**Prompt:** Exactly reproduce the entries, dropping any pictures from your copy.

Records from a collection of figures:

▼

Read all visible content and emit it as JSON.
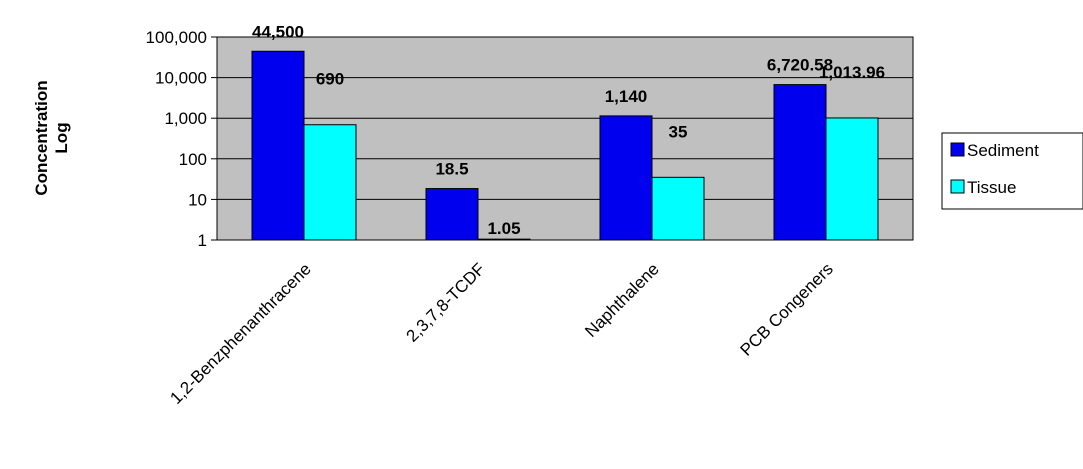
{
  "chart_data": {
    "type": "bar",
    "title": "",
    "xlabel": "",
    "ylabel": [
      "Concentration",
      "Log"
    ],
    "yscale": "log",
    "ylim": [
      1,
      100000
    ],
    "yticks": [
      "1",
      "10",
      "100",
      "1,000",
      "10,000",
      "100,000"
    ],
    "categories": [
      "1,2-Benzphenanthracene",
      "2,3,7,8-TCDF",
      "Naphthalene",
      "PCB Congeners"
    ],
    "series": [
      {
        "name": "Sediment",
        "color": "#0000ee",
        "values": [
          44500,
          18.5,
          1140,
          6720.58
        ],
        "labels": [
          "44,500",
          "18.5",
          "1,140",
          "6,720.58"
        ]
      },
      {
        "name": "Tissue",
        "color": "#00ffff",
        "values": [
          690,
          1.05,
          35,
          1013.96
        ],
        "labels": [
          "690",
          "1.05",
          "35",
          "1,013.96"
        ]
      }
    ],
    "grid": true,
    "plot_background": "#c0c0c0",
    "legend_position": "right"
  }
}
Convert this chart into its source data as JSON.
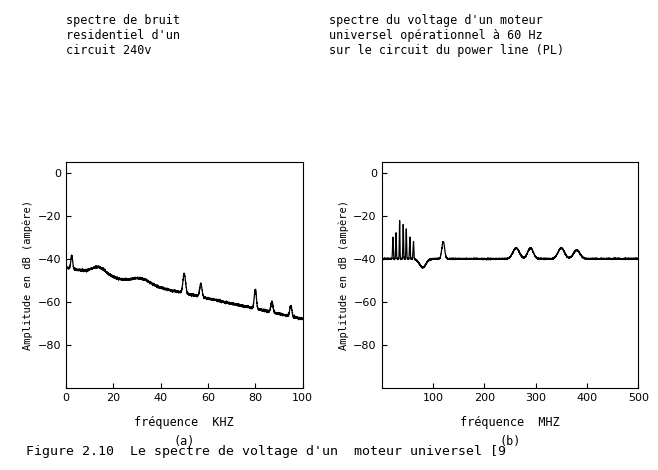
{
  "title_a": "spectre de bruit\nresidentiel d'un\ncircuit 240v",
  "title_b": "spectre du voltage d'un moteur\nuniversel opérationnel à 60 Hz\nsur le circuit du power line (PL)",
  "xlabel_a": "fréquence  KHZ",
  "xlabel_b": "fréquence  MHZ",
  "ylabel": "Amplitude en dB (ampère)",
  "label_a": "(a)",
  "label_b": "(b)",
  "xlim_a": [
    0,
    100
  ],
  "xlim_b": [
    0,
    500
  ],
  "ylim": [
    -100,
    5
  ],
  "yticks": [
    0,
    -20,
    -40,
    -60,
    -80
  ],
  "xticks_a": [
    0,
    20,
    40,
    60,
    80,
    100
  ],
  "xticks_b": [
    100,
    200,
    300,
    400,
    500
  ],
  "figure_caption": "Figure 2.10  Le spectre de voltage d'un  moteur universel [9",
  "bg_color": "#ffffff",
  "line_color": "#000000"
}
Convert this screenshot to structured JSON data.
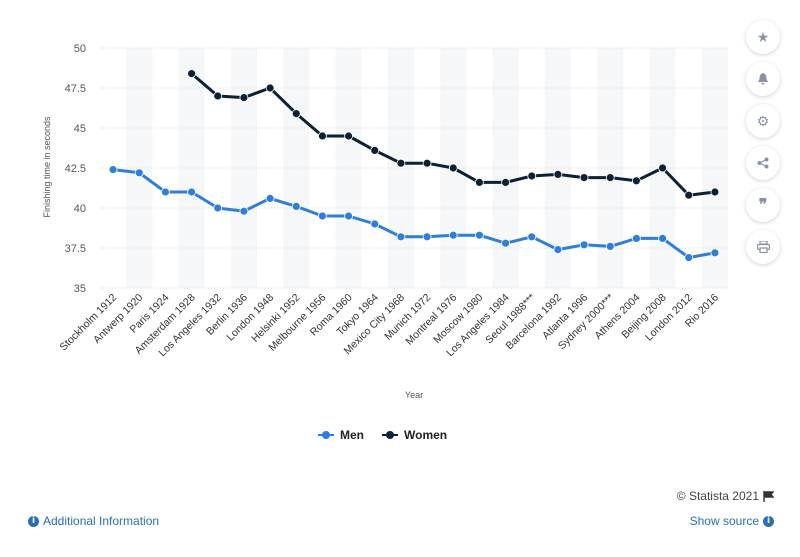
{
  "chart_data": {
    "type": "line",
    "xlabel": "Year",
    "ylabel": "Finishing time in seconds",
    "ylim": [
      35,
      50
    ],
    "yticks": [
      "35",
      "37.5",
      "40",
      "42.5",
      "45",
      "47.5",
      "50"
    ],
    "categories": [
      "Stockholm 1912",
      "Antwerp 1920",
      "Paris 1924",
      "Amsterdam 1928",
      "Los Angeles 1932",
      "Berlin 1936",
      "London 1948",
      "Helsinki 1952",
      "Melbourne 1956",
      "Roma 1960",
      "Tokyo 1964",
      "Mexico City 1968",
      "Munich 1972",
      "Montreal 1976",
      "Moscow 1980",
      "Los Angeles 1984",
      "Seoul 1988***",
      "Barcelona 1992",
      "Atlanta 1996",
      "Sydney 2000***",
      "Athens 2004",
      "Beijing 2008",
      "London 2012",
      "Rio 2016"
    ],
    "series": [
      {
        "name": "Men",
        "color": "#2f7ed8",
        "values": [
          42.4,
          42.2,
          41.0,
          41.0,
          40.0,
          39.8,
          40.6,
          40.1,
          39.5,
          39.5,
          39.0,
          38.2,
          38.2,
          38.3,
          38.3,
          37.8,
          38.2,
          37.4,
          37.7,
          37.6,
          38.1,
          38.1,
          36.9,
          37.2
        ]
      },
      {
        "name": "Women",
        "color": "#0d2035",
        "values": [
          null,
          null,
          null,
          48.4,
          47.0,
          46.9,
          47.5,
          45.9,
          44.5,
          44.5,
          43.6,
          42.8,
          42.8,
          42.5,
          41.6,
          41.6,
          42.0,
          42.1,
          41.9,
          41.9,
          41.7,
          42.5,
          40.8,
          41.0
        ]
      }
    ],
    "grid": true,
    "legend_position": "bottom-center"
  },
  "sidebar": {
    "icons": [
      "star-icon",
      "bell-icon",
      "gear-icon",
      "share-icon",
      "quote-icon",
      "print-icon"
    ]
  },
  "footer": {
    "credit": "© Statista 2021",
    "additional_info": "Additional Information",
    "show_source": "Show source"
  }
}
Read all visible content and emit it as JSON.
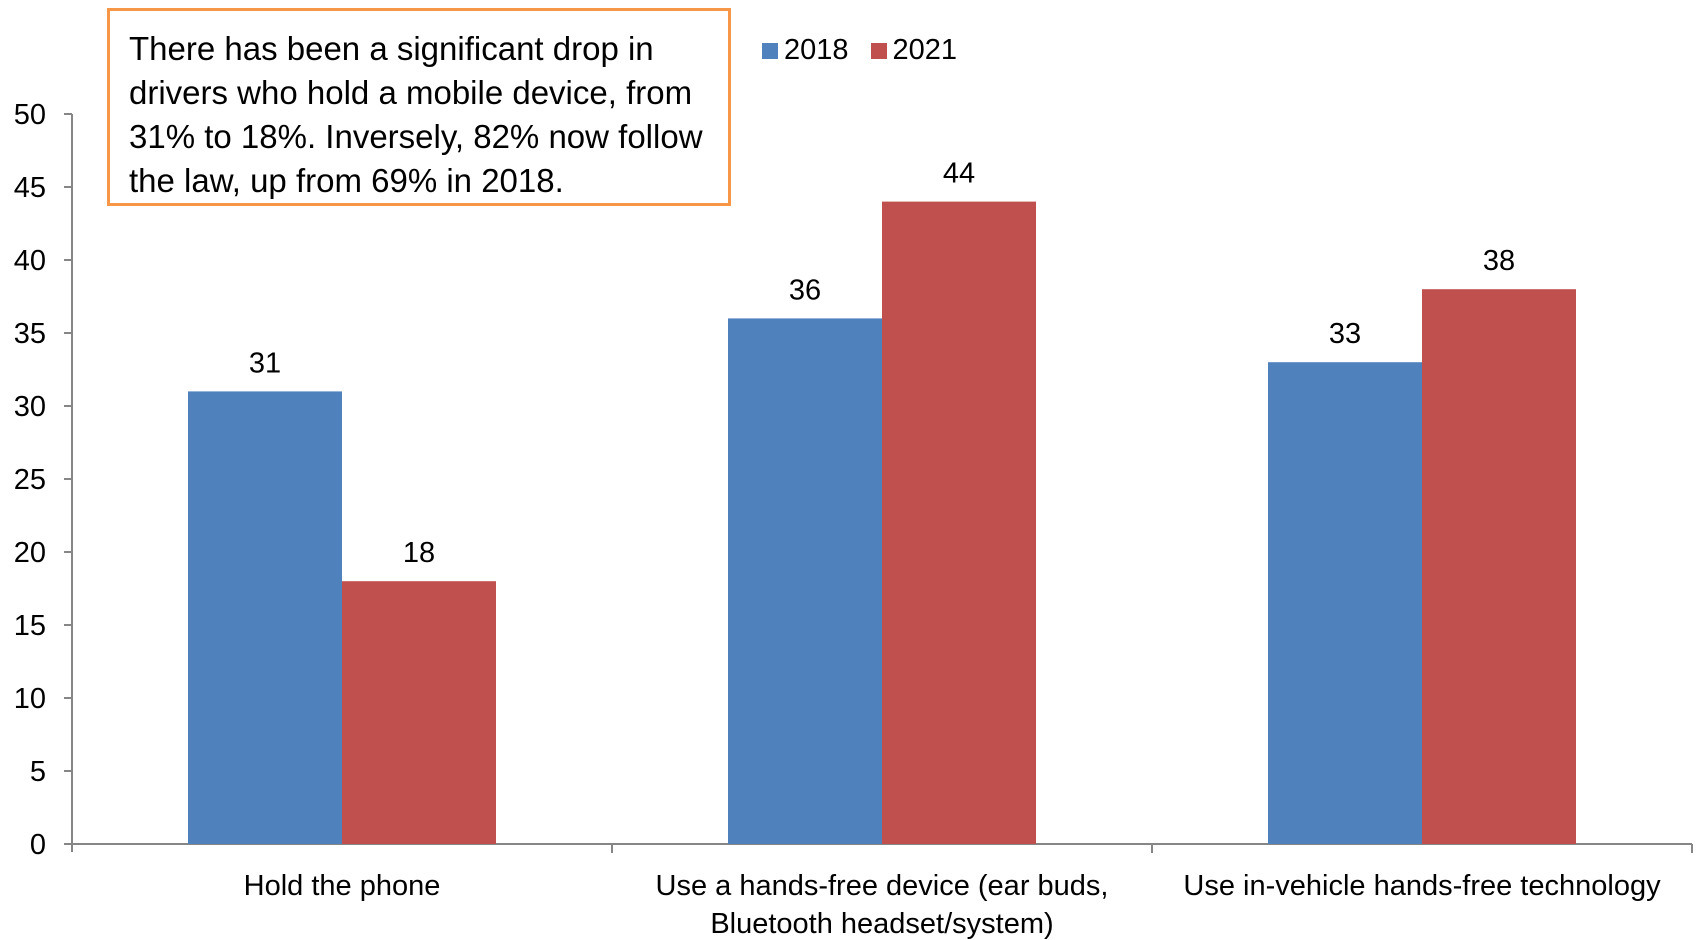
{
  "chart_data": {
    "type": "bar",
    "categories": [
      [
        "Hold the phone"
      ],
      [
        "Use a hands-free device (ear buds,",
        "Bluetooth headset/system)"
      ],
      [
        "Use in-vehicle hands-free technology"
      ]
    ],
    "series": [
      {
        "name": "2018",
        "color": "#4f81bd",
        "values": [
          31,
          36,
          33
        ]
      },
      {
        "name": "2021",
        "color": "#c0504d",
        "values": [
          18,
          44,
          38
        ]
      }
    ],
    "ylim": [
      0,
      50
    ],
    "yticks": [
      0,
      5,
      10,
      15,
      20,
      25,
      30,
      35,
      40,
      45,
      50
    ],
    "xlabel": "",
    "ylabel": "",
    "grid": false,
    "legend_position": "top",
    "annotation": "There has been a significant drop in drivers who hold a mobile device, from 31% to 18%. Inversely, 82% now follow the law, up from 69% in 2018.",
    "annotation_border_color": "#f79646"
  }
}
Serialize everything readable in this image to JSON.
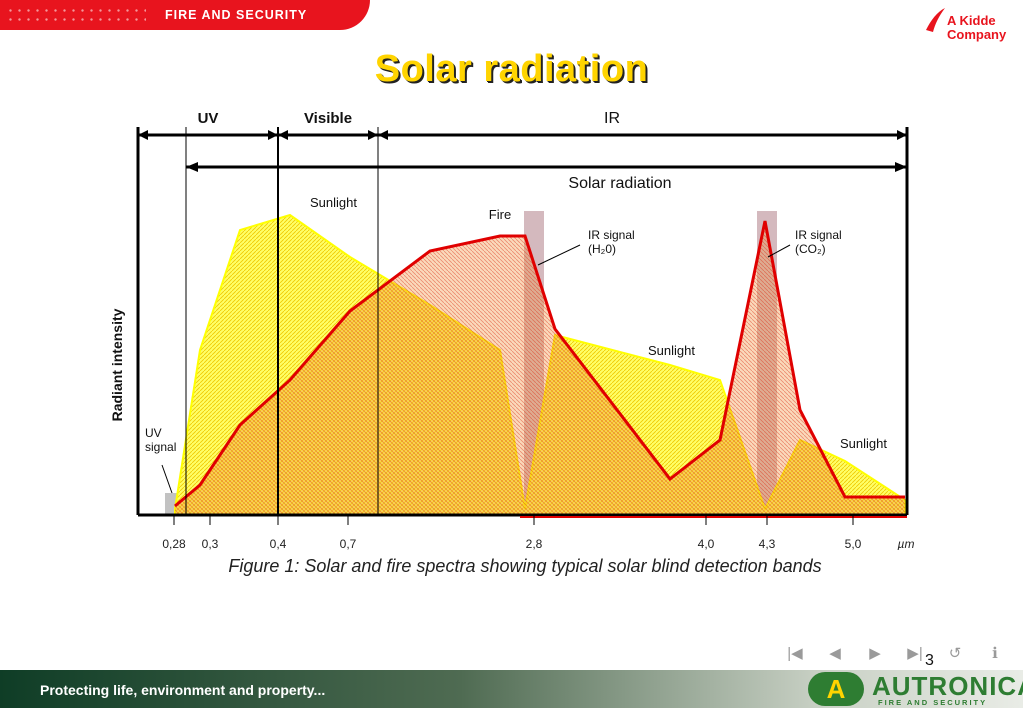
{
  "header": {
    "brand": "FIRE AND SECURITY",
    "company_line1": "A Kidde",
    "company_line2": "Company"
  },
  "slide": {
    "title": "Solar radiation",
    "page_number": "3"
  },
  "caption": "Figure 1: Solar and fire spectra showing typical solar blind detection bands",
  "footer": {
    "slogan": "Protecting life, environment and property...",
    "logo_name": "AUTRONICA",
    "logo_sub": "FIRE AND SECURITY"
  },
  "nav": {
    "first": "|◀",
    "prev": "◀",
    "next": "▶",
    "last": "▶|",
    "back": "↺",
    "info": "ℹ"
  },
  "colors": {
    "fire": "#e00000",
    "sunlight": "#ffff00",
    "band": "#b08088",
    "brand_red": "#e8141e",
    "brand_green": "#2e7d32"
  },
  "chart_data": {
    "type": "area",
    "title": "",
    "xlabel": "µm",
    "ylabel": "Radiant intensity",
    "xticks": [
      "0,28",
      "0,3",
      "0,4",
      "0,7",
      "2,8",
      "4,0",
      "4,3",
      "5,0"
    ],
    "tick_unit": "µm",
    "regions": [
      {
        "label": "UV",
        "from_tick": 0,
        "to_tick": 2
      },
      {
        "label": "Visible",
        "from_tick": 2,
        "to_tick": 4
      },
      {
        "label": "IR",
        "from_tick": 4,
        "to_tick": 8
      }
    ],
    "range_label": "Solar radiation",
    "series": [
      {
        "name": "Sunlight",
        "relative_intensity": [
          0.02,
          0.55,
          0.95,
          1.0,
          0.86,
          0.7,
          0.55,
          0.02,
          0.6,
          0.5,
          0.45,
          0.02,
          0.25,
          0.18,
          0.05
        ]
      },
      {
        "name": "Fire",
        "relative_intensity": [
          0.03,
          0.1,
          0.3,
          0.45,
          0.68,
          0.88,
          0.93,
          0.93,
          0.62,
          0.12,
          0.25,
          0.98,
          0.35,
          0.06,
          0.06
        ]
      }
    ],
    "annotations": [
      "Sunlight",
      "Fire",
      "IR signal (H₂0)",
      "IR signal (CO₂)",
      "Sunlight",
      "Sunlight",
      "UV signal"
    ],
    "detection_bands": [
      {
        "name": "IR signal (H₂0)",
        "center_tick": 4
      },
      {
        "name": "IR signal (CO₂)",
        "center_tick": 6
      },
      {
        "name": "UV signal",
        "center_tick": 0
      }
    ]
  }
}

▲

**Reply to the task:**
Read all visible content and emit it as JSON.
{
  "chart_data": {
    "type": "bar",
    "title": "",
    "xlabel": "",
    "ylabel": [
      "Concentration",
      "Log"
    ],
    "yscale": "log",
    "ylim": [
      1,
      100000
    ],
    "yticks": [
      "1",
      "10",
      "100",
      "1,000",
      "10,000",
      "100,000"
    ],
    "categories": [
      "1,2-Benzphenanthracene",
      "2,3,7,8-TCDF",
      "Naphthalene",
      "PCB Congeners"
    ],
    "series": [
      {
        "name": "Sediment",
        "color": "#0000ee",
        "values": [
          44500,
          18.5,
          1140,
          6720.58
        ],
        "labels": [
          "44,500",
          "18.5",
          "1,140",
          "6,720.58"
        ]
      },
      {
        "name": "Tissue",
        "color": "#00ffff",
        "values": [
          690,
          1.05,
          35,
          1013.96
        ],
        "labels": [
          "690",
          "1.05",
          "35",
          "1,013.96"
        ]
      }
    ],
    "grid": true,
    "plot_background": "#c0c0c0",
    "legend_position": "right"
  }
}
Convert this chart into its source data as JSON.
{
  "title_a": "spectre de bruit\nresidentiel d'un\ncircuit 240v",
  "title_b": "spectre du voltage d'un moteur\nuniversel opérationnel à 60 Hz\nsur le circuit du power line (PL)",
  "xlabel_a": "fréquence  KHZ",
  "xlabel_b": "fréquence  MHZ",
  "ylabel": "Amplitude en dB (ampère)",
  "label_a": "(a)",
  "label_b": "(b)",
  "xlim_a": [
    0,
    100
  ],
  "xlim_b": [
    0,
    500
  ],
  "ylim": [
    -100,
    5
  ],
  "yticks": [
    0,
    -20,
    -40,
    -60,
    -80
  ],
  "xticks_a": [
    0,
    20,
    40,
    60,
    80,
    100
  ],
  "xticks_b": [
    100,
    200,
    300,
    400,
    500
  ],
  "figure_caption": "Figure 2.10  Le spectre de voltage d'un  moteur universel [9",
  "bg_color": "#ffffff",
  "line_color": "#000000"
}
Convert this screenshot to structured JSON data.
{
  "chart_data": {
    "type": "line",
    "xlabel": "Year",
    "ylabel": "Finishing time in seconds",
    "ylim": [
      35,
      50
    ],
    "yticks": [
      "35",
      "37.5",
      "40",
      "42.5",
      "45",
      "47.5",
      "50"
    ],
    "categories": [
      "Stockholm 1912",
      "Antwerp 1920",
      "Paris 1924",
      "Amsterdam 1928",
      "Los Angeles 1932",
      "Berlin 1936",
      "London 1948",
      "Helsinki 1952",
      "Melbourne 1956",
      "Roma 1960",
      "Tokyo 1964",
      "Mexico City 1968",
      "Munich 1972",
      "Montreal 1976",
      "Moscow 1980",
      "Los Angeles 1984",
      "Seoul 1988***",
      "Barcelona 1992",
      "Atlanta 1996",
      "Sydney 2000***",
      "Athens 2004",
      "Beijing 2008",
      "London 2012",
      "Rio 2016"
    ],
    "series": [
      {
        "name": "Men",
        "color": "#2f7ed8",
        "values": [
          42.4,
          42.2,
          41.0,
          41.0,
          40.0,
          39.8,
          40.6,
          40.1,
          39.5,
          39.5,
          39.0,
          38.2,
          38.2,
          38.3,
          38.3,
          37.8,
          38.2,
          37.4,
          37.7,
          37.6,
          38.1,
          38.1,
          36.9,
          37.2
        ]
      },
      {
        "name": "Women",
        "color": "#0d2035",
        "values": [
          null,
          null,
          null,
          48.4,
          47.0,
          46.9,
          47.5,
          45.9,
          44.5,
          44.5,
          43.6,
          42.8,
          42.8,
          42.5,
          41.6,
          41.6,
          42.0,
          42.1,
          41.9,
          41.9,
          41.7,
          42.5,
          40.8,
          41.0
        ]
      }
    ],
    "grid": true,
    "legend_position": "bottom-center"
  },
  "sidebar": {
    "icons": [
      "star-icon",
      "bell-icon",
      "gear-icon",
      "share-icon",
      "quote-icon",
      "print-icon"
    ]
  },
  "footer": {
    "credit": "© Statista 2021",
    "additional_info": "Additional Information",
    "show_source": "Show source"
  }
}
Read all visible content and emit it as JSON.
{
  "chart_data": {
    "type": "bar",
    "categories": [
      [
        "Hold the phone"
      ],
      [
        "Use a hands-free device (ear buds,",
        "Bluetooth headset/system)"
      ],
      [
        "Use in-vehicle hands-free technology"
      ]
    ],
    "series": [
      {
        "name": "2018",
        "color": "#4f81bd",
        "values": [
          31,
          36,
          33
        ]
      },
      {
        "name": "2021",
        "color": "#c0504d",
        "values": [
          18,
          44,
          38
        ]
      }
    ],
    "ylim": [
      0,
      50
    ],
    "yticks": [
      0,
      5,
      10,
      15,
      20,
      25,
      30,
      35,
      40,
      45,
      50
    ],
    "xlabel": "",
    "ylabel": "",
    "grid": false,
    "legend_position": "top",
    "annotation": "There has been a significant drop in drivers who hold a mobile device, from 31% to 18%. Inversely, 82% now follow the law, up from 69% in 2018.",
    "annotation_border_color": "#f79646"
  }
}
Serialize everything readable in this image to JSON.
{
  "header": {
    "brand": "FIRE AND SECURITY",
    "company_line1": "A Kidde",
    "company_line2": "Company"
  },
  "slide": {
    "title": "Solar radiation",
    "page_number": "3"
  },
  "caption": "Figure 1: Solar and fire spectra showing typical solar blind detection bands",
  "footer": {
    "slogan": "Protecting life, environment and property...",
    "logo_name": "AUTRONICA",
    "logo_sub": "FIRE AND SECURITY"
  },
  "nav": {
    "first": "|◀",
    "prev": "◀",
    "next": "▶",
    "last": "▶|",
    "back": "↺",
    "info": "ℹ"
  },
  "colors": {
    "fire": "#e00000",
    "sunlight": "#ffff00",
    "band": "#b08088",
    "brand_red": "#e8141e",
    "brand_green": "#2e7d32"
  },
  "chart_data": {
    "type": "area",
    "title": "",
    "xlabel": "µm",
    "ylabel": "Radiant intensity",
    "xticks": [
      "0,28",
      "0,3",
      "0,4",
      "0,7",
      "2,8",
      "4,0",
      "4,3",
      "5,0"
    ],
    "tick_unit": "µm",
    "regions": [
      {
        "label": "UV",
        "from_tick": 0,
        "to_tick": 2
      },
      {
        "label": "Visible",
        "from_tick": 2,
        "to_tick": 4
      },
      {
        "label": "IR",
        "from_tick": 4,
        "to_tick": 8
      }
    ],
    "range_label": "Solar radiation",
    "series": [
      {
        "name": "Sunlight",
        "relative_intensity": [
          0.02,
          0.55,
          0.95,
          1.0,
          0.86,
          0.7,
          0.55,
          0.02,
          0.6,
          0.5,
          0.45,
          0.02,
          0.25,
          0.18,
          0.05
        ]
      },
      {
        "name": "Fire",
        "relative_intensity": [
          0.03,
          0.1,
          0.3,
          0.45,
          0.68,
          0.88,
          0.93,
          0.93,
          0.62,
          0.12,
          0.25,
          0.98,
          0.35,
          0.06,
          0.06
        ]
      }
    ],
    "annotations": [
      "Sunlight",
      "Fire",
      "IR signal (H₂0)",
      "IR signal (CO₂)",
      "Sunlight",
      "Sunlight",
      "UV signal"
    ],
    "detection_bands": [
      {
        "name": "IR signal (H₂0)",
        "center_tick": 4
      },
      {
        "name": "IR signal (CO₂)",
        "center_tick": 6
      },
      {
        "name": "UV signal",
        "center_tick": 0
      }
    ]
  }
}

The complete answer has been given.